> _Task to complete_
Write every line of the material out exactly as shown.

> _Data to process_

[start]

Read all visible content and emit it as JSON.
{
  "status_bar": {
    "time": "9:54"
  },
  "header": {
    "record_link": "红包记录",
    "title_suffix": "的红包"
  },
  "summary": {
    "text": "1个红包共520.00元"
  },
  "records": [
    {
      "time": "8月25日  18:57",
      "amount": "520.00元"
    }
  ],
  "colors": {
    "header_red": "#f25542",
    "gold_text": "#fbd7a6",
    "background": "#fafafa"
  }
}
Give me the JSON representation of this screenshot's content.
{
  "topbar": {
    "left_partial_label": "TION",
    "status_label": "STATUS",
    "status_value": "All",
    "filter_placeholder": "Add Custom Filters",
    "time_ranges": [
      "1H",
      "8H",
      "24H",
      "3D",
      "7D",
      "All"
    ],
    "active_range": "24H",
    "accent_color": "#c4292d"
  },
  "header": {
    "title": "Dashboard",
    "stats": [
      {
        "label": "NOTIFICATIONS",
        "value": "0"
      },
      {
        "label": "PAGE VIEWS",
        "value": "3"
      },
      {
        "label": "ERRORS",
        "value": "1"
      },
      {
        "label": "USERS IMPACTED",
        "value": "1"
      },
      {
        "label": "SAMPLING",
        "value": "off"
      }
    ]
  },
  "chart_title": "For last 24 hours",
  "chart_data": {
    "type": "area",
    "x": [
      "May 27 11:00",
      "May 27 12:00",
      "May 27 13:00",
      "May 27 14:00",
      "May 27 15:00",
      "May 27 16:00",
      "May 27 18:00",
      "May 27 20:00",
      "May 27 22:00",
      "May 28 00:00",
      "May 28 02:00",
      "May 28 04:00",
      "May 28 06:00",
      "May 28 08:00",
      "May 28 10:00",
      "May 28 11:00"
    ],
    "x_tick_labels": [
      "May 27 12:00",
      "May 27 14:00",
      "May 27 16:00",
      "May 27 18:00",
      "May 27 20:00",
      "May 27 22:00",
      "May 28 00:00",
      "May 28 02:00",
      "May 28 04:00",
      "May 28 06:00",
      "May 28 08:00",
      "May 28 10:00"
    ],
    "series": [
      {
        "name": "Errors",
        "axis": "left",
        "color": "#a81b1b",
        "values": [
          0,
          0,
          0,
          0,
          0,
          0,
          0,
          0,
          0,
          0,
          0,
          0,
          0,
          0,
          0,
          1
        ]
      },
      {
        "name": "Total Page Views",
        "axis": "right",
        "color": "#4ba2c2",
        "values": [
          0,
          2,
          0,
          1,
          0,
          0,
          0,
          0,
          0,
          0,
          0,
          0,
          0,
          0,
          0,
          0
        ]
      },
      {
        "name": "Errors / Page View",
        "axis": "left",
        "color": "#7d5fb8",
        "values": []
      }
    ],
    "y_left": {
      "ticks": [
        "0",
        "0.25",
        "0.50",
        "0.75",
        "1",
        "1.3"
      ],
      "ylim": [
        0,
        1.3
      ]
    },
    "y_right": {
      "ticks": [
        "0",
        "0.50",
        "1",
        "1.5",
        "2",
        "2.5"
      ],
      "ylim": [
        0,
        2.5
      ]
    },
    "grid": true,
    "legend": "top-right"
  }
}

[end]

> _Written solution_
Read all visible content and emit it as JSON.
{
  "status_bar": {
    "time": "9:54"
  },
  "header": {
    "record_link": "红包记录",
    "title_suffix": "的红包"
  },
  "summary": {
    "text": "1个红包共520.00元"
  },
  "records": [
    {
      "time": "8月25日  18:57",
      "amount": "520.00元"
    }
  ],
  "colors": {
    "header_red": "#f25542",
    "gold_text": "#fbd7a6",
    "background": "#fafafa"
  }
}
Give me the JSON representation of this screenshot's content.
{
  "topbar": {
    "left_partial_label": "TION",
    "status_label": "STATUS",
    "status_value": "All",
    "filter_placeholder": "Add Custom Filters",
    "time_ranges": [
      "1H",
      "8H",
      "24H",
      "3D",
      "7D",
      "All"
    ],
    "active_range": "24H",
    "accent_color": "#c4292d"
  },
  "header": {
    "title": "Dashboard",
    "stats": [
      {
        "label": "NOTIFICATIONS",
        "value": "0"
      },
      {
        "label": "PAGE VIEWS",
        "value": "3"
      },
      {
        "label": "ERRORS",
        "value": "1"
      },
      {
        "label": "USERS IMPACTED",
        "value": "1"
      },
      {
        "label": "SAMPLING",
        "value": "off"
      }
    ]
  },
  "chart_title": "For last 24 hours",
  "chart_data": {
    "type": "area",
    "x": [
      "May 27 11:00",
      "May 27 12:00",
      "May 27 13:00",
      "May 27 14:00",
      "May 27 15:00",
      "May 27 16:00",
      "May 27 18:00",
      "May 27 20:00",
      "May 27 22:00",
      "May 28 00:00",
      "May 28 02:00",
      "May 28 04:00",
      "May 28 06:00",
      "May 28 08:00",
      "May 28 10:00",
      "May 28 11:00"
    ],
    "x_tick_labels": [
      "May 27 12:00",
      "May 27 14:00",
      "May 27 16:00",
      "May 27 18:00",
      "May 27 20:00",
      "May 27 22:00",
      "May 28 00:00",
      "May 28 02:00",
      "May 28 04:00",
      "May 28 06:00",
      "May 28 08:00",
      "May 28 10:00"
    ],
    "series": [
      {
        "name": "Errors",
        "axis": "left",
        "color": "#a81b1b",
        "values": [
          0,
          0,
          0,
          0,
          0,
          0,
          0,
          0,
          0,
          0,
          0,
          0,
          0,
          0,
          0,
          1
        ]
      },
      {
        "name": "Total Page Views",
        "axis": "right",
        "color": "#4ba2c2",
        "values": [
          0,
          2,
          0,
          1,
          0,
          0,
          0,
          0,
          0,
          0,
          0,
          0,
          0,
          0,
          0,
          0
        ]
      },
      {
        "name": "Errors / Page View",
        "axis": "left",
        "color": "#7d5fb8",
        "values": []
      }
    ],
    "y_left": {
      "ticks": [
        "0",
        "0.25",
        "0.50",
        "0.75",
        "1",
        "1.3"
      ],
      "ylim": [
        0,
        1.3
      ]
    },
    "y_right": {
      "ticks": [
        "0",
        "0.50",
        "1",
        "1.5",
        "2",
        "2.5"
      ],
      "ylim": [
        0,
        2.5
      ]
    },
    "grid": true,
    "legend": "top-right"
  }
}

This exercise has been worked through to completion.